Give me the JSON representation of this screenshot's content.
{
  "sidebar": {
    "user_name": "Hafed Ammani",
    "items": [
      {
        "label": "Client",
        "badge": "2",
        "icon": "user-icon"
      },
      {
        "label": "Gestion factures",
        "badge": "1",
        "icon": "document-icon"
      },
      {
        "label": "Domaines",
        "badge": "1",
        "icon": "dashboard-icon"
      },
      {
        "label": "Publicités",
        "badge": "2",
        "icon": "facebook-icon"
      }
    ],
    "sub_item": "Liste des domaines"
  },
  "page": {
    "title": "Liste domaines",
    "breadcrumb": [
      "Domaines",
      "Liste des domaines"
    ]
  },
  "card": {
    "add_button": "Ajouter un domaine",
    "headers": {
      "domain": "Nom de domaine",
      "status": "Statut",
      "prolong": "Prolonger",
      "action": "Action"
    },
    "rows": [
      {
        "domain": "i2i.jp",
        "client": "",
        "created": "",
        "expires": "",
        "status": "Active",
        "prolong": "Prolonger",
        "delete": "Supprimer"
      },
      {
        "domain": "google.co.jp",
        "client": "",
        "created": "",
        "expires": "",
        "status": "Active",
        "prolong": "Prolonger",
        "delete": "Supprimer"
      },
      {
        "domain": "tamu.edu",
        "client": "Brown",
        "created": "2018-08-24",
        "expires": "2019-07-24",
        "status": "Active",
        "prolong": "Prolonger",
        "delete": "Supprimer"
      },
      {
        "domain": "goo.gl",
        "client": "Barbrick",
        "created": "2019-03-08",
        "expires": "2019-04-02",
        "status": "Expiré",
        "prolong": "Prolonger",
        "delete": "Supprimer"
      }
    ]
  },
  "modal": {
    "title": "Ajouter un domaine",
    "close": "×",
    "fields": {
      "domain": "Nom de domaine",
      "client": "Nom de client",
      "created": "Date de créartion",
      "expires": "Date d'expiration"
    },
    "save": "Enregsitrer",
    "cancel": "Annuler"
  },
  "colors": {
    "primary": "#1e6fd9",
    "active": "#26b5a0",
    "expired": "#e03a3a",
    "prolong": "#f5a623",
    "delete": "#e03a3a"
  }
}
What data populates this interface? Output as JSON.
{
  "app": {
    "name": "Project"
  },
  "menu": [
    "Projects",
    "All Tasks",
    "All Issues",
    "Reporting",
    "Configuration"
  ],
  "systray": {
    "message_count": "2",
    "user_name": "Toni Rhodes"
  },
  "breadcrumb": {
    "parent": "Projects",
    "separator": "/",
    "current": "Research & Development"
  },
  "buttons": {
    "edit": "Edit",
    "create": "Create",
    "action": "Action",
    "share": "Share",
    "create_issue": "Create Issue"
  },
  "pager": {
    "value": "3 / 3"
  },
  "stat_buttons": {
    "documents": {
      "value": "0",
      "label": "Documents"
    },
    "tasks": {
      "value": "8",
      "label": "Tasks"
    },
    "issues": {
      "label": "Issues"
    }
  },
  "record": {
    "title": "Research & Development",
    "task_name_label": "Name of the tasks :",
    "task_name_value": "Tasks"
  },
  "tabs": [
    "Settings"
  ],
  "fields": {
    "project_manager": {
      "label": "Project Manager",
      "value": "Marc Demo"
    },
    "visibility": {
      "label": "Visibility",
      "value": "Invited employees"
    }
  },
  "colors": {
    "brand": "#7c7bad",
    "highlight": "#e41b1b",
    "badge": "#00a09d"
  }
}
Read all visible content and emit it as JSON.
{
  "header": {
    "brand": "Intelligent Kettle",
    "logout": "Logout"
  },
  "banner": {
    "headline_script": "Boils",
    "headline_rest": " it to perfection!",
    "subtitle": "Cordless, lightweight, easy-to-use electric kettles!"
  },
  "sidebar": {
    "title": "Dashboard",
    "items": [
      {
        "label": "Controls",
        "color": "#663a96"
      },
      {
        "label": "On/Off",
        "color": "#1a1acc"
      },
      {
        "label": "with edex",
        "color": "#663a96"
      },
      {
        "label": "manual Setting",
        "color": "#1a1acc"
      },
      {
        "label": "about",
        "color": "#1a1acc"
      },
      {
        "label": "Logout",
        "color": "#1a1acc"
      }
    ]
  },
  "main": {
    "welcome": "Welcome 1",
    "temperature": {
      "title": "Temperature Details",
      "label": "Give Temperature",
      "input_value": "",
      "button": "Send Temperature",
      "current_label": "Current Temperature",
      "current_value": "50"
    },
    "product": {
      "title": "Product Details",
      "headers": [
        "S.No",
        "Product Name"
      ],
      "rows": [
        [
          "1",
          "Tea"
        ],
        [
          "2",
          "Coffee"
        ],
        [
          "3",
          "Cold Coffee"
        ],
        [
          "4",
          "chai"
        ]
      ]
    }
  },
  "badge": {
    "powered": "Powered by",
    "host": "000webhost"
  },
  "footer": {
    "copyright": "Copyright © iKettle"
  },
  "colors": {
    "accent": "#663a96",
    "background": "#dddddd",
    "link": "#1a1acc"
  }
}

━━━━━━━━━━━━━━━━

Copy every record exactly, with nothing added or dropped.

Task answer:
Give me the JSON representation of this screenshot's content.
{
  "sidebar": {
    "user_name": "Hafed Ammani",
    "items": [
      {
        "label": "Client",
        "badge": "2",
        "icon": "user-icon"
      },
      {
        "label": "Gestion factures",
        "badge": "1",
        "icon": "document-icon"
      },
      {
        "label": "Domaines",
        "badge": "1",
        "icon": "dashboard-icon"
      },
      {
        "label": "Publicités",
        "badge": "2",
        "icon": "facebook-icon"
      }
    ],
    "sub_item": "Liste des domaines"
  },
  "page": {
    "title": "Liste domaines",
    "breadcrumb": [
      "Domaines",
      "Liste des domaines"
    ]
  },
  "card": {
    "add_button": "Ajouter un domaine",
    "headers": {
      "domain": "Nom de domaine",
      "status": "Statut",
      "prolong": "Prolonger",
      "action": "Action"
    },
    "rows": [
      {
        "domain": "i2i.jp",
        "client": "",
        "created": "",
        "expires": "",
        "status": "Active",
        "prolong": "Prolonger",
        "delete": "Supprimer"
      },
      {
        "domain": "google.co.jp",
        "client": "",
        "created": "",
        "expires": "",
        "status": "Active",
        "prolong": "Prolonger",
        "delete": "Supprimer"
      },
      {
        "domain": "tamu.edu",
        "client": "Brown",
        "created": "2018-08-24",
        "expires": "2019-07-24",
        "status": "Active",
        "prolong": "Prolonger",
        "delete": "Supprimer"
      },
      {
        "domain": "goo.gl",
        "client": "Barbrick",
        "created": "2019-03-08",
        "expires": "2019-04-02",
        "status": "Expiré",
        "prolong": "Prolonger",
        "delete": "Supprimer"
      }
    ]
  },
  "modal": {
    "title": "Ajouter un domaine",
    "close": "×",
    "fields": {
      "domain": "Nom de domaine",
      "client": "Nom de client",
      "created": "Date de créartion",
      "expires": "Date d'expiration"
    },
    "save": "Enregsitrer",
    "cancel": "Annuler"
  },
  "colors": {
    "primary": "#1e6fd9",
    "active": "#26b5a0",
    "expired": "#e03a3a",
    "prolong": "#f5a623",
    "delete": "#e03a3a"
  }
}
What data populates this interface? Output as JSON.
{
  "app": {
    "name": "Project"
  },
  "menu": [
    "Projects",
    "All Tasks",
    "All Issues",
    "Reporting",
    "Configuration"
  ],
  "systray": {
    "message_count": "2",
    "user_name": "Toni Rhodes"
  },
  "breadcrumb": {
    "parent": "Projects",
    "separator": "/",
    "current": "Research & Development"
  },
  "buttons": {
    "edit": "Edit",
    "create": "Create",
    "action": "Action",
    "share": "Share",
    "create_issue": "Create Issue"
  },
  "pager": {
    "value": "3 / 3"
  },
  "stat_buttons": {
    "documents": {
      "value": "0",
      "label": "Documents"
    },
    "tasks": {
      "value": "8",
      "label": "Tasks"
    },
    "issues": {
      "label": "Issues"
    }
  },
  "record": {
    "title": "Research & Development",
    "task_name_label": "Name of the tasks :",
    "task_name_value": "Tasks"
  },
  "tabs": [
    "Settings"
  ],
  "fields": {
    "project_manager": {
      "label": "Project Manager",
      "value": "Marc Demo"
    },
    "visibility": {
      "label": "Visibility",
      "value": "Invited employees"
    }
  },
  "colors": {
    "brand": "#7c7bad",
    "highlight": "#e41b1b",
    "badge": "#00a09d"
  }
}
Read all visible content and emit it as JSON.
{
  "header": {
    "brand": "Intelligent Kettle",
    "logout": "Logout"
  },
  "banner": {
    "headline_script": "Boils",
    "headline_rest": " it to perfection!",
    "subtitle": "Cordless, lightweight, easy-to-use electric kettles!"
  },
  "sidebar": {
    "title": "Dashboard",
    "items": [
      {
        "label": "Controls",
        "color": "#663a96"
      },
      {
        "label": "On/Off",
        "color": "#1a1acc"
      },
      {
        "label": "with edex",
        "color": "#663a96"
      },
      {
        "label": "manual Setting",
        "color": "#1a1acc"
      },
      {
        "label": "about",
        "color": "#1a1acc"
      },
      {
        "label": "Logout",
        "color": "#1a1acc"
      }
    ]
  },
  "main": {
    "welcome": "Welcome 1",
    "temperature": {
      "title": "Temperature Details",
      "label": "Give Temperature",
      "input_value": "",
      "button": "Send Temperature",
      "current_label": "Current Temperature",
      "current_value": "50"
    },
    "product": {
      "title": "Product Details",
      "headers": [
        "S.No",
        "Product Name"
      ],
      "rows": [
        [
          "1",
          "Tea"
        ],
        [
          "2",
          "Coffee"
        ],
        [
          "3",
          "Cold Coffee"
        ],
        [
          "4",
          "chai"
        ]
      ]
    }
  },
  "badge": {
    "powered": "Powered by",
    "host": "000webhost"
  },
  "footer": {
    "copyright": "Copyright © iKettle"
  },
  "colors": {
    "accent": "#663a96",
    "background": "#dddddd",
    "link": "#1a1acc"
  }
}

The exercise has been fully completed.